■ Provided records ■

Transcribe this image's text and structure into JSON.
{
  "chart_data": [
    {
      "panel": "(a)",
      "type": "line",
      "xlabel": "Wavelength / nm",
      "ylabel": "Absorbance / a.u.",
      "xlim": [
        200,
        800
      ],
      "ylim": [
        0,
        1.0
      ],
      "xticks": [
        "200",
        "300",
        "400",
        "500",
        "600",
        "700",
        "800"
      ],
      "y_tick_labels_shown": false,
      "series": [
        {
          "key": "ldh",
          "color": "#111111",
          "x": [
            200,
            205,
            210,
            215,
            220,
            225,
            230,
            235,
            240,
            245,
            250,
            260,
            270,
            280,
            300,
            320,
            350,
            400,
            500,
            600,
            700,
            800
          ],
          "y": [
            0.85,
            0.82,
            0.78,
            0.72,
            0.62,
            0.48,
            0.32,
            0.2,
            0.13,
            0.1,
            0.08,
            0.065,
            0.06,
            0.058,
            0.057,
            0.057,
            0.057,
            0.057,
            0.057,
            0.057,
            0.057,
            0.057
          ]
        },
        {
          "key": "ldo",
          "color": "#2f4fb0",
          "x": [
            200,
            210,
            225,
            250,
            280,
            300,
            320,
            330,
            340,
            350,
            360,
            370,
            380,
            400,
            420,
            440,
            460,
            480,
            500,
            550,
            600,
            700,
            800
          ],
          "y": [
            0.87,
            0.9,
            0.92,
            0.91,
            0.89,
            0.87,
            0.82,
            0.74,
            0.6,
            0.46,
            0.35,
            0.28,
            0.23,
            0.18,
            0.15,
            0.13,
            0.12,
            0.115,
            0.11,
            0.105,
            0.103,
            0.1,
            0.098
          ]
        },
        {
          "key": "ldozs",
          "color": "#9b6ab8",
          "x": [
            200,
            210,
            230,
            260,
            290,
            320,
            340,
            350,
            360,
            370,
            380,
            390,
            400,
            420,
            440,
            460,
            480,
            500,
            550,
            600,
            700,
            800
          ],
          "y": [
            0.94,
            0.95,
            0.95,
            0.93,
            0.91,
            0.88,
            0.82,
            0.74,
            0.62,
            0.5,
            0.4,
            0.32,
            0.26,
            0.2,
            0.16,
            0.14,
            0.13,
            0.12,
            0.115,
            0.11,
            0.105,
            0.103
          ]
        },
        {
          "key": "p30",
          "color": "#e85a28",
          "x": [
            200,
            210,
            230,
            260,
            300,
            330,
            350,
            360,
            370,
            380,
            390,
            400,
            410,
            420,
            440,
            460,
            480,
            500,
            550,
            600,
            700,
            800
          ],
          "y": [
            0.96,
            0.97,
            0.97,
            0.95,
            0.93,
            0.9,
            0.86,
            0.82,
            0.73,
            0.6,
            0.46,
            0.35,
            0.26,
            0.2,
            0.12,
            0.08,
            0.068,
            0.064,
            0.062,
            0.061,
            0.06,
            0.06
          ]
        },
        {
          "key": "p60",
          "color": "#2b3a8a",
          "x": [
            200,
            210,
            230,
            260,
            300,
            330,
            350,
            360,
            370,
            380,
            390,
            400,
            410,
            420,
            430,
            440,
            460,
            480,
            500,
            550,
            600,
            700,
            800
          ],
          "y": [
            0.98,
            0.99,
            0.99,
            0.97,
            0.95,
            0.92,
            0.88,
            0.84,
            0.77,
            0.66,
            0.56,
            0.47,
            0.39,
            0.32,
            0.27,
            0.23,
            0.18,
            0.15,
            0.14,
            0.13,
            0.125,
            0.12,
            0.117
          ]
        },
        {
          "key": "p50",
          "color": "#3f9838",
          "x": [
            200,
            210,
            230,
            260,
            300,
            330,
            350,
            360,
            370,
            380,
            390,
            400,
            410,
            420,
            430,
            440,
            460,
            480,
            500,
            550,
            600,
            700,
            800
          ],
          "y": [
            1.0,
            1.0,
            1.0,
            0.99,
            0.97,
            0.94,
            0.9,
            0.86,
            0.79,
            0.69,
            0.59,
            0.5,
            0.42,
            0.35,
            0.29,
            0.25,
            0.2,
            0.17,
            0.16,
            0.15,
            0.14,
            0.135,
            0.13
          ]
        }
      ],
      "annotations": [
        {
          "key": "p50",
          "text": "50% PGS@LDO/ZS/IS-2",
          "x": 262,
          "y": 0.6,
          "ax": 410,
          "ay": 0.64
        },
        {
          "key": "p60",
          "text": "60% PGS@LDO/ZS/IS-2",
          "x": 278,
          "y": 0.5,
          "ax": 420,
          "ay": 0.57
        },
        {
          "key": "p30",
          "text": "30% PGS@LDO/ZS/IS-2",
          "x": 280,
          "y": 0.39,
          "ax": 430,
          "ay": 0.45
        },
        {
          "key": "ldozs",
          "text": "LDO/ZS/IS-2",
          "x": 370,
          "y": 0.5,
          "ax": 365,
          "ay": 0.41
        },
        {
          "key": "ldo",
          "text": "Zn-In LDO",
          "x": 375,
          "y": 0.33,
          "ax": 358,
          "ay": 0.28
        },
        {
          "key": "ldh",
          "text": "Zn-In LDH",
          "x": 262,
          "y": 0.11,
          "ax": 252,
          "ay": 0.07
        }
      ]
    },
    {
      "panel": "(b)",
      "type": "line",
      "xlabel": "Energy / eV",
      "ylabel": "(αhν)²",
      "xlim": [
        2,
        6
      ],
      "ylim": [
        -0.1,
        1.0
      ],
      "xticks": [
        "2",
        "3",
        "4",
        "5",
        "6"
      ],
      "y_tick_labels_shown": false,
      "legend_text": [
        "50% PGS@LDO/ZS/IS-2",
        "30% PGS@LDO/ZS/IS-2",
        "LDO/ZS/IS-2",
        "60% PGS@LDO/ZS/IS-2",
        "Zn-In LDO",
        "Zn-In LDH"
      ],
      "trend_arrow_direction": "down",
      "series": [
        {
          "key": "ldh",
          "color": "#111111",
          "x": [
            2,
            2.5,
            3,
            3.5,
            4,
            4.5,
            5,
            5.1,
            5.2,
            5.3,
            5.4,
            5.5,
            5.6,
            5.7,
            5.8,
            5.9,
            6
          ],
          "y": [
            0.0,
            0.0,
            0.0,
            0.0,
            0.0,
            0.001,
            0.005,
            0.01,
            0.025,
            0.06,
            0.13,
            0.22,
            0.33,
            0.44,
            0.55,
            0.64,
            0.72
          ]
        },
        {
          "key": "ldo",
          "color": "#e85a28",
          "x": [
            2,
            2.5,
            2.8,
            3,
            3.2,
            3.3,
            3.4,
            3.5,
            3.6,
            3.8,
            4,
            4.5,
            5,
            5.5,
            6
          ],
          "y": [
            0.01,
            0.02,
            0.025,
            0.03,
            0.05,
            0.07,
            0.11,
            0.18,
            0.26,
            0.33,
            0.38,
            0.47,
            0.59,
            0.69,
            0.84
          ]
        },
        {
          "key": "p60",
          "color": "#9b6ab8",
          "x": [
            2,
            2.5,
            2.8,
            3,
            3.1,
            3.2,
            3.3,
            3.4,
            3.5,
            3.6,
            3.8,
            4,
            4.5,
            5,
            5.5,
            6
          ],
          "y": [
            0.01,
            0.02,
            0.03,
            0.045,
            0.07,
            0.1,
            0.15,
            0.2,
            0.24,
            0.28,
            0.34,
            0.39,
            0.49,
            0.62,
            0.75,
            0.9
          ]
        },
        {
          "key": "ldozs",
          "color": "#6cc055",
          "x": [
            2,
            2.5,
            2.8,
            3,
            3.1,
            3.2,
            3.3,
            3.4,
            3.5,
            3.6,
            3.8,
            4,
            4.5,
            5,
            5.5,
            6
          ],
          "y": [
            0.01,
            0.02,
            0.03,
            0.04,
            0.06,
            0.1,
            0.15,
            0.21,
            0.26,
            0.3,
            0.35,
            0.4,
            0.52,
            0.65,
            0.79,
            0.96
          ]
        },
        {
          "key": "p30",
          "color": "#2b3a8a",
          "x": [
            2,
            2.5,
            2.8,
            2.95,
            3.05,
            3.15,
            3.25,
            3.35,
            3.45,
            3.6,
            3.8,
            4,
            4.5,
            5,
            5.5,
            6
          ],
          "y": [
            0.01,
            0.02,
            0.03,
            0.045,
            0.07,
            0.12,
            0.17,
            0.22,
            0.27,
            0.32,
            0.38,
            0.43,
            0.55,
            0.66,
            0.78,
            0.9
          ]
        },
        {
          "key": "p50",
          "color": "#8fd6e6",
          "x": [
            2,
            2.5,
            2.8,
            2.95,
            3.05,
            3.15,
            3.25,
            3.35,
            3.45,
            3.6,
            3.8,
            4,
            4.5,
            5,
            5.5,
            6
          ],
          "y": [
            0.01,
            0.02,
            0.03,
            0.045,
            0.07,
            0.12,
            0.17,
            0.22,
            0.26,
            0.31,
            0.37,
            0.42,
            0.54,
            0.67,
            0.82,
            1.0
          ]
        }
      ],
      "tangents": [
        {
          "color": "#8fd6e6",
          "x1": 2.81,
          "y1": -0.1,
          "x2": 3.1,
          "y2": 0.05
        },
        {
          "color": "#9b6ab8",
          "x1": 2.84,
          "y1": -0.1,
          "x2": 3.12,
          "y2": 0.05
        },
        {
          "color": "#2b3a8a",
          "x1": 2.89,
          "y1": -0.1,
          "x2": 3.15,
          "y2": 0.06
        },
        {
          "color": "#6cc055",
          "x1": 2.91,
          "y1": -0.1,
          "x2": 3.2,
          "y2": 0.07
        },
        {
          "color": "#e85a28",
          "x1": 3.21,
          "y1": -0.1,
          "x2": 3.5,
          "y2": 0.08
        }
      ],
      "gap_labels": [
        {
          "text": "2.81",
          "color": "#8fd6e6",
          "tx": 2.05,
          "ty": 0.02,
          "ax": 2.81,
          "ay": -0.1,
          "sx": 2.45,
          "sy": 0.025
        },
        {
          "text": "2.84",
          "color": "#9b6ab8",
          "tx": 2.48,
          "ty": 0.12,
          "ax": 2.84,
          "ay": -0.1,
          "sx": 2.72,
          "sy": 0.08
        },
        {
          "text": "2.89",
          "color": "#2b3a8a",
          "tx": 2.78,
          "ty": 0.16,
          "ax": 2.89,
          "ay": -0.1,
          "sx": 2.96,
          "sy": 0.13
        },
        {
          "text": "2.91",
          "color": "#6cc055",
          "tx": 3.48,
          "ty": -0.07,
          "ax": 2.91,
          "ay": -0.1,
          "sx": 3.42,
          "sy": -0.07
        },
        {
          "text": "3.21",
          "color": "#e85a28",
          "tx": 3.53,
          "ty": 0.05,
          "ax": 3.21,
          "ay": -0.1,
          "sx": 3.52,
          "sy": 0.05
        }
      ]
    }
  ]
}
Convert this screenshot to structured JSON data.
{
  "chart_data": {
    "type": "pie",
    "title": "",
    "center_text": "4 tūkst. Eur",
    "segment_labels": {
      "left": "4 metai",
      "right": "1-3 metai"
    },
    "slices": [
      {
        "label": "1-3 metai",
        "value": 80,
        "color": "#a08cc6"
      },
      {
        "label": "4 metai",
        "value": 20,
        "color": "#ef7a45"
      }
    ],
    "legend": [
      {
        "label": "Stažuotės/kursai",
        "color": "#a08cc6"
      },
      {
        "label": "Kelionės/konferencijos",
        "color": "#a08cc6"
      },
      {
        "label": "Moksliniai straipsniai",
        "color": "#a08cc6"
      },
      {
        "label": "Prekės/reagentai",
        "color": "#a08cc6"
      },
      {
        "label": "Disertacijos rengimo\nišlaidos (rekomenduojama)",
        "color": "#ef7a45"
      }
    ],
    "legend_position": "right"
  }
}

■ What you need to do ■
Find each line with the string "right" and copy it out.

■ The output ■
      "right": "1-3 metai"
    "legend_position": "right"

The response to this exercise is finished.